Please output the rows below without any changes, starting with the first row and going on through the row that contains "data-point — [206, 335, 217, 346]", both included.

Source records:
"""

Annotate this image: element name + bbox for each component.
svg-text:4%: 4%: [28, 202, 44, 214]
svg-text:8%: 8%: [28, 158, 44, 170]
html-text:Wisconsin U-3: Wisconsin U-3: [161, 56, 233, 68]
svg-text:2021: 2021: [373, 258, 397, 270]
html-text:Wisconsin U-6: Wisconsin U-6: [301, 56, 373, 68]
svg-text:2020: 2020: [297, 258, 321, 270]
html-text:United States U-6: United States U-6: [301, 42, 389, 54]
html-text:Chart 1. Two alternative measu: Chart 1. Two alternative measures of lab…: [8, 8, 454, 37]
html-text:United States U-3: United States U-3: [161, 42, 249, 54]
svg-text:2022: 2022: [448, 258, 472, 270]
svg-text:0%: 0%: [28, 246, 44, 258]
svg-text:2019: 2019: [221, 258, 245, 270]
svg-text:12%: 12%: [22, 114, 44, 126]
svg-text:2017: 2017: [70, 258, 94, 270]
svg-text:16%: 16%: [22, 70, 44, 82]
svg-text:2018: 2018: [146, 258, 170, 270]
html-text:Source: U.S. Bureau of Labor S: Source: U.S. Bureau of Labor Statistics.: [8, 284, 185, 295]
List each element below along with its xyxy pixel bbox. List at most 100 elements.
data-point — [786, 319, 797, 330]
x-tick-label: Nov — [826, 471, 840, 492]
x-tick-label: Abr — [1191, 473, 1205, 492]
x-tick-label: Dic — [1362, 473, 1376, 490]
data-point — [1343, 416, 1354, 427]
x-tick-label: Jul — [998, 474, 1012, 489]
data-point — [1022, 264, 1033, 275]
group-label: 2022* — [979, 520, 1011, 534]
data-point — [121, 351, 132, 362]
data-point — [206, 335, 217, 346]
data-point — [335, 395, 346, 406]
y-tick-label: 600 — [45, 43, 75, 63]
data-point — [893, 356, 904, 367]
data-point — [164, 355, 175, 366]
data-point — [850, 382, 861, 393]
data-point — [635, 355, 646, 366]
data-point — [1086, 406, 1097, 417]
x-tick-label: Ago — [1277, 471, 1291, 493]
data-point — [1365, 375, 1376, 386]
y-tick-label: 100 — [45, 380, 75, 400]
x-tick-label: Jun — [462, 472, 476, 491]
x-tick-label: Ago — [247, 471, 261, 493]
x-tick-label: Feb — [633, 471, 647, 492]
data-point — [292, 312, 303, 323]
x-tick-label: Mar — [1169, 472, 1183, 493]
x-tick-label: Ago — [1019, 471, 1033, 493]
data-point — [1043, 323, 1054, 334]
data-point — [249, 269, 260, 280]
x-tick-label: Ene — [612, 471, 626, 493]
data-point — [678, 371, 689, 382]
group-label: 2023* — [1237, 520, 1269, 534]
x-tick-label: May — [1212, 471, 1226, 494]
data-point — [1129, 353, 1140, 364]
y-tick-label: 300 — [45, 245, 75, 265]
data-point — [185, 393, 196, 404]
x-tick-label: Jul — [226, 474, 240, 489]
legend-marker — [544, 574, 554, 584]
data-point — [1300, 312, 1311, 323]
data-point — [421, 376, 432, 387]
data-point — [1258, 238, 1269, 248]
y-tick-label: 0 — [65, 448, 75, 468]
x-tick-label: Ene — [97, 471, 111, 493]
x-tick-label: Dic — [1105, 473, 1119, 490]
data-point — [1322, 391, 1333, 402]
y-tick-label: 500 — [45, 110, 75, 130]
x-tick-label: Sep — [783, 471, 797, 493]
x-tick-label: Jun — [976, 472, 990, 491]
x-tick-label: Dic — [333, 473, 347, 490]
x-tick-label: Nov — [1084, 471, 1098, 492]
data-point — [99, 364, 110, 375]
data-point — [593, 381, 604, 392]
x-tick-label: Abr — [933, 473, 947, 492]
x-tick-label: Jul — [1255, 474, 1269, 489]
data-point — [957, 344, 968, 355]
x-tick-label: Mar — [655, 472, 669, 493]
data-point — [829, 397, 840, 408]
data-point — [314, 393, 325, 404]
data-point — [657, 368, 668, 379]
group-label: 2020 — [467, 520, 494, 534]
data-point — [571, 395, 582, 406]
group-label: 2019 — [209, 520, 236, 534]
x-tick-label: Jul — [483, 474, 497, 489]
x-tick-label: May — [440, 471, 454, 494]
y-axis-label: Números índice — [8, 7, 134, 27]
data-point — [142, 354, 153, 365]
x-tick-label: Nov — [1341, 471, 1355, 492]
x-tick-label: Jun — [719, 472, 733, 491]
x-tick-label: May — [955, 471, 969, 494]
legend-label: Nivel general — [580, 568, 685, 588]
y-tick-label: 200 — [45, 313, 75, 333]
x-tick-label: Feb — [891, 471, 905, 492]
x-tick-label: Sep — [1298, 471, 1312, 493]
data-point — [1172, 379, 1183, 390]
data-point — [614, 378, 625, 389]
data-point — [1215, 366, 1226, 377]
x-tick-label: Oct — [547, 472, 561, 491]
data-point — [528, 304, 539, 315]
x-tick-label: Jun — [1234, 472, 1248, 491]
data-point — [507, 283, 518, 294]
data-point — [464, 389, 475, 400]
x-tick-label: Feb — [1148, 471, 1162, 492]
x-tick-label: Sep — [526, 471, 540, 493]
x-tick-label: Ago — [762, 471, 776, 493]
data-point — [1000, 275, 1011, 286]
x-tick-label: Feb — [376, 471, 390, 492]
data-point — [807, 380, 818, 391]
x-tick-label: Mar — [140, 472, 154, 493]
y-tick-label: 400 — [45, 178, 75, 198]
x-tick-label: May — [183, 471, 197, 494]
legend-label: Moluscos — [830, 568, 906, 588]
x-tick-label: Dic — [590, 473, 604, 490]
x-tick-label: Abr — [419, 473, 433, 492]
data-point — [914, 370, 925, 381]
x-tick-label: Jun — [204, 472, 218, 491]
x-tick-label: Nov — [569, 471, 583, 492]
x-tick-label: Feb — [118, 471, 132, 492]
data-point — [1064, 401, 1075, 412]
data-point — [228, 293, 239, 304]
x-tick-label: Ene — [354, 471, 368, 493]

"""

◆ Solution to this exercise
Annotate this image: element name + bbox for each component.
svg-text:4%: 4%: [28, 202, 44, 214]
svg-text:8%: 8%: [28, 158, 44, 170]
html-text:Wisconsin U-3: Wisconsin U-3: [161, 56, 233, 68]
svg-text:2021: 2021: [373, 258, 397, 270]
html-text:Wisconsin U-6: Wisconsin U-6: [301, 56, 373, 68]
svg-text:2020: 2020: [297, 258, 321, 270]
html-text:United States U-6: United States U-6: [301, 42, 389, 54]
html-text:Chart 1. Two alternative measu: Chart 1. Two alternative measures of lab…: [8, 8, 454, 37]
html-text:United States U-3: United States U-3: [161, 42, 249, 54]
svg-text:2022: 2022: [448, 258, 472, 270]
svg-text:0%: 0%: [28, 246, 44, 258]
svg-text:2019: 2019: [221, 258, 245, 270]
svg-text:12%: 12%: [22, 114, 44, 126]
svg-text:2017: 2017: [70, 258, 94, 270]
svg-text:16%: 16%: [22, 70, 44, 82]
svg-text:2018: 2018: [146, 258, 170, 270]
html-text:Source: U.S. Bureau of Labor S: Source: U.S. Bureau of Labor Statistics.: [8, 284, 185, 295]
List each element below along with its xyxy pixel bbox. List at most 100 elements.
data-point — [786, 319, 797, 330]
x-tick-label: Nov — [826, 471, 840, 492]
x-tick-label: Abr — [1191, 473, 1205, 492]
x-tick-label: Dic — [1362, 473, 1376, 490]
data-point — [1343, 416, 1354, 427]
x-tick-label: Jul — [998, 474, 1012, 489]
data-point — [1022, 264, 1033, 275]
group-label: 2022* — [979, 520, 1011, 534]
data-point — [121, 351, 132, 362]
data-point — [206, 335, 217, 346]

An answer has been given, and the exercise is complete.